((
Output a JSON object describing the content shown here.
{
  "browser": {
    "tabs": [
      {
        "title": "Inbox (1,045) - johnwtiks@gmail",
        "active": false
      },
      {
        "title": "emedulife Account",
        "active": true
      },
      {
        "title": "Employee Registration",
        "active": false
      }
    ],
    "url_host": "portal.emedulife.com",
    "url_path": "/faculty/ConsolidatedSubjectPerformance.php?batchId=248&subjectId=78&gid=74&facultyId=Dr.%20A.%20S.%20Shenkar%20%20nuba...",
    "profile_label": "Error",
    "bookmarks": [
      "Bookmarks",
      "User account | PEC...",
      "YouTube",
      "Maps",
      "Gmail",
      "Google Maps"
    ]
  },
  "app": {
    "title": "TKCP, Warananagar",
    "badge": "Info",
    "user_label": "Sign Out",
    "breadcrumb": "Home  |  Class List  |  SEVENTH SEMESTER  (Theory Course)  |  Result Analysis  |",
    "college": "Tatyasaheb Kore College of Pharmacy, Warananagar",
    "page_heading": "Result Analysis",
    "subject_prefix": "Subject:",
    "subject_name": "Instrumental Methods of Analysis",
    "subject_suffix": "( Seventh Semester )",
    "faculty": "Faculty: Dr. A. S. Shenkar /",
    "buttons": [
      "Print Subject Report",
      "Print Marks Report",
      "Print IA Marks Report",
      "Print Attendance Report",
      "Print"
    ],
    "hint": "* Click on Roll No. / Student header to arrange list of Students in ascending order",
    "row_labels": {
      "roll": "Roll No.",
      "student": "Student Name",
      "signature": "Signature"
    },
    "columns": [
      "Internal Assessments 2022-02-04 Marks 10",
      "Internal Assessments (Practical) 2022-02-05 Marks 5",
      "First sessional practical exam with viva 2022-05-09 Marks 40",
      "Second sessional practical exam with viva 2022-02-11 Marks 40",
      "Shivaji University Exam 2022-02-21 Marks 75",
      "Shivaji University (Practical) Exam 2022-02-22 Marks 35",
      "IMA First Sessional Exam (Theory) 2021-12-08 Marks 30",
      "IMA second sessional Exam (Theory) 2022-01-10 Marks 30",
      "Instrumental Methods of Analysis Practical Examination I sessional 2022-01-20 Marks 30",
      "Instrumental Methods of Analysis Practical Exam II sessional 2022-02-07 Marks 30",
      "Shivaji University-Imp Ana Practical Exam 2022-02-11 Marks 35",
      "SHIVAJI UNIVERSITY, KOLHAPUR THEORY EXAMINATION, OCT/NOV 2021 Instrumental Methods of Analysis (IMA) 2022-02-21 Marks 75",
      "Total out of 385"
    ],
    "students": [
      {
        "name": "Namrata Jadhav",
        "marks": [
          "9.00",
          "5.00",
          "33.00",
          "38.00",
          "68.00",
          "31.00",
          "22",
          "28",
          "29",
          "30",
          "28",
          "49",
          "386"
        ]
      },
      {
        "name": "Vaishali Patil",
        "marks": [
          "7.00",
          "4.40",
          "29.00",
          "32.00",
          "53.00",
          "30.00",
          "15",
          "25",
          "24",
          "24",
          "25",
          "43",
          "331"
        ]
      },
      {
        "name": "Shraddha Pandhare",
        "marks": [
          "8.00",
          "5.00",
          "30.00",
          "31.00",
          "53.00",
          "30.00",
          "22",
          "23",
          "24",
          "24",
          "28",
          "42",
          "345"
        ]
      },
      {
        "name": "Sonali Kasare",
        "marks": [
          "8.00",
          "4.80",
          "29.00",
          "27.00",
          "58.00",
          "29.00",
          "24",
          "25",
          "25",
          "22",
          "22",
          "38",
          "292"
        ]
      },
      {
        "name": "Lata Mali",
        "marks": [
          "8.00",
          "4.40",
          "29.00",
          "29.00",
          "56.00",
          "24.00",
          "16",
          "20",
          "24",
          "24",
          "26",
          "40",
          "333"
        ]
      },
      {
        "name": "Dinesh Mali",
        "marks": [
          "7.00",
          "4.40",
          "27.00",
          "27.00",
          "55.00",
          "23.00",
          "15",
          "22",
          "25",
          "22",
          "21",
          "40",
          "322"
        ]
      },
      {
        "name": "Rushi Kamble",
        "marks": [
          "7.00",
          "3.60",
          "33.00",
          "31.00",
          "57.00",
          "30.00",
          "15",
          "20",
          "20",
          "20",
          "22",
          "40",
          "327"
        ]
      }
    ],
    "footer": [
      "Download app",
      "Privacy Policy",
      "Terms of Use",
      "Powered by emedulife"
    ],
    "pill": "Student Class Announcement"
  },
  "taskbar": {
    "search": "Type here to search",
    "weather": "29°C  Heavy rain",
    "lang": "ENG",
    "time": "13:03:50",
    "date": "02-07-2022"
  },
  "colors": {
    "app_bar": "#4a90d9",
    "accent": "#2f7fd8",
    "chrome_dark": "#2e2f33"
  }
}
))
Your objective:
Copy each entry exactly, with nothing added or dropped.

Reply:
Output a JSON object describing the content shown here.
{
  "browser": {
    "tabs": [
      {
        "title": "Inbox (1,045) - johnwtiks@gmail",
        "active": false
      },
      {
        "title": "emedulife Account",
        "active": true
      },
      {
        "title": "Employee Registration",
        "active": false
      }
    ],
    "url_host": "portal.emedulife.com",
    "url_path": "/faculty/ConsolidatedSubjectPerformance.php?batchId=248&subjectId=78&gid=74&facultyId=Dr.%20A.%20S.%20Shenkar%20%20nuba...",
    "profile_label": "Error",
    "bookmarks": [
      "Bookmarks",
      "User account | PEC...",
      "YouTube",
      "Maps",
      "Gmail",
      "Google Maps"
    ]
  },
  "app": {
    "title": "TKCP, Warananagar",
    "badge": "Info",
    "user_label": "Sign Out",
    "breadcrumb": "Home  |  Class List  |  SEVENTH SEMESTER  (Theory Course)  |  Result Analysis  |",
    "college": "Tatyasaheb Kore College of Pharmacy, Warananagar",
    "page_heading": "Result Analysis",
    "subject_prefix": "Subject:",
    "subject_name": "Instrumental Methods of Analysis",
    "subject_suffix": "( Seventh Semester )",
    "faculty": "Faculty: Dr. A. S. Shenkar /",
    "buttons": [
      "Print Subject Report",
      "Print Marks Report",
      "Print IA Marks Report",
      "Print Attendance Report",
      "Print"
    ],
    "hint": "* Click on Roll No. / Student header to arrange list of Students in ascending order",
    "row_labels": {
      "roll": "Roll No.",
      "student": "Student Name",
      "signature": "Signature"
    },
    "columns": [
      "Internal Assessments 2022-02-04 Marks 10",
      "Internal Assessments (Practical) 2022-02-05 Marks 5",
      "First sessional practical exam with viva 2022-05-09 Marks 40",
      "Second sessional practical exam with viva 2022-02-11 Marks 40",
      "Shivaji University Exam 2022-02-21 Marks 75",
      "Shivaji University (Practical) Exam 2022-02-22 Marks 35",
      "IMA First Sessional Exam (Theory) 2021-12-08 Marks 30",
      "IMA second sessional Exam (Theory) 2022-01-10 Marks 30",
      "Instrumental Methods of Analysis Practical Examination I sessional 2022-01-20 Marks 30",
      "Instrumental Methods of Analysis Practical Exam II sessional 2022-02-07 Marks 30",
      "Shivaji University-Imp Ana Practical Exam 2022-02-11 Marks 35",
      "SHIVAJI UNIVERSITY, KOLHAPUR THEORY EXAMINATION, OCT/NOV 2021 Instrumental Methods of Analysis (IMA) 2022-02-21 Marks 75",
      "Total out of 385"
    ],
    "students": [
      {
        "name": "Namrata Jadhav",
        "marks": [
          "9.00",
          "5.00",
          "33.00",
          "38.00",
          "68.00",
          "31.00",
          "22",
          "28",
          "29",
          "30",
          "28",
          "49",
          "386"
        ]
      },
      {
        "name": "Vaishali Patil",
        "marks": [
          "7.00",
          "4.40",
          "29.00",
          "32.00",
          "53.00",
          "30.00",
          "15",
          "25",
          "24",
          "24",
          "25",
          "43",
          "331"
        ]
      },
      {
        "name": "Shraddha Pandhare",
        "marks": [
          "8.00",
          "5.00",
          "30.00",
          "31.00",
          "53.00",
          "30.00",
          "22",
          "23",
          "24",
          "24",
          "28",
          "42",
          "345"
        ]
      },
      {
        "name": "Sonali Kasare",
        "marks": [
          "8.00",
          "4.80",
          "29.00",
          "27.00",
          "58.00",
          "29.00",
          "24",
          "25",
          "25",
          "22",
          "22",
          "38",
          "292"
        ]
      },
      {
        "name": "Lata Mali",
        "marks": [
          "8.00",
          "4.40",
          "29.00",
          "29.00",
          "56.00",
          "24.00",
          "16",
          "20",
          "24",
          "24",
          "26",
          "40",
          "333"
        ]
      },
      {
        "name": "Dinesh Mali",
        "marks": [
          "7.00",
          "4.40",
          "27.00",
          "27.00",
          "55.00",
          "23.00",
          "15",
          "22",
          "25",
          "22",
          "21",
          "40",
          "322"
        ]
      },
      {
        "name": "Rushi Kamble",
        "marks": [
          "7.00",
          "3.60",
          "33.00",
          "31.00",
          "57.00",
          "30.00",
          "15",
          "20",
          "20",
          "20",
          "22",
          "40",
          "327"
        ]
      }
    ],
    "footer": [
      "Download app",
      "Privacy Policy",
      "Terms of Use",
      "Powered by emedulife"
    ],
    "pill": "Student Class Announcement"
  },
  "taskbar": {
    "search": "Type here to search",
    "weather": "29°C  Heavy rain",
    "lang": "ENG",
    "time": "13:03:50",
    "date": "02-07-2022"
  },
  "colors": {
    "app_bar": "#4a90d9",
    "accent": "#2f7fd8",
    "chrome_dark": "#2e2f33"
  }
}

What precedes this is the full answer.